+++ Given records
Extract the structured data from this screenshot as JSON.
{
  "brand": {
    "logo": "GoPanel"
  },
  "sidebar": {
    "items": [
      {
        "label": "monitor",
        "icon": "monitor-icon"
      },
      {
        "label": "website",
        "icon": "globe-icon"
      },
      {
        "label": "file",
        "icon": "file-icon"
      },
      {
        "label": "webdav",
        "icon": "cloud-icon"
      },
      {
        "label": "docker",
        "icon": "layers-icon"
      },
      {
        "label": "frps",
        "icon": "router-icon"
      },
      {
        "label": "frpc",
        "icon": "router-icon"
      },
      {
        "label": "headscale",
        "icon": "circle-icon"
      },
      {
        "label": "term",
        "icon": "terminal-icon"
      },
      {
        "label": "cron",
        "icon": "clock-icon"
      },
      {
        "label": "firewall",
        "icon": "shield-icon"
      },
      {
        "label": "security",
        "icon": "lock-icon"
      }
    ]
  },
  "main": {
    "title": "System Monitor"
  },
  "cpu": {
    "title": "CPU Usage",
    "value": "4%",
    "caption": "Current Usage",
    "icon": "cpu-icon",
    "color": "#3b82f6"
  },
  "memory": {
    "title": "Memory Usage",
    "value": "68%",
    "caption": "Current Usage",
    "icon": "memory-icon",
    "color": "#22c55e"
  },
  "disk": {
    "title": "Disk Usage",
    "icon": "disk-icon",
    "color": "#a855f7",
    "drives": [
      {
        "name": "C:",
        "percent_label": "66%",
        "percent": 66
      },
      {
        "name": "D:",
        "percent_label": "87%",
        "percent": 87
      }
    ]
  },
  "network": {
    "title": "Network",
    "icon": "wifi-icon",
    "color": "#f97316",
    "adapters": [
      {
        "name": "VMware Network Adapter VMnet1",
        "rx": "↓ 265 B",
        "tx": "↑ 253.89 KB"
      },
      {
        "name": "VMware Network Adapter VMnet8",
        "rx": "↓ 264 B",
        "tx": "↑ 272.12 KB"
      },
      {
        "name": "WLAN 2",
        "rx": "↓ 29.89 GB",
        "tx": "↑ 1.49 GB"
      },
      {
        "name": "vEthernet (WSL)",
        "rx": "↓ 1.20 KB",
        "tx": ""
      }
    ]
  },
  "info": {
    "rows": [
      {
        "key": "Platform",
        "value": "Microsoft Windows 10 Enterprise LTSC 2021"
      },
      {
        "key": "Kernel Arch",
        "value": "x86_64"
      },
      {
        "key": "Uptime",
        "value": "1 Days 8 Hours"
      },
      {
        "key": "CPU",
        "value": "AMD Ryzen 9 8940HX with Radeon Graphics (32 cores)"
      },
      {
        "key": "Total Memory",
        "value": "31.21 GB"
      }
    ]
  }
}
++++++
Copy every line above that holds the word "VMware".

        "name": "VMware Network Adapter VMnet1",
        "name": "VMware Network Adapter VMnet8",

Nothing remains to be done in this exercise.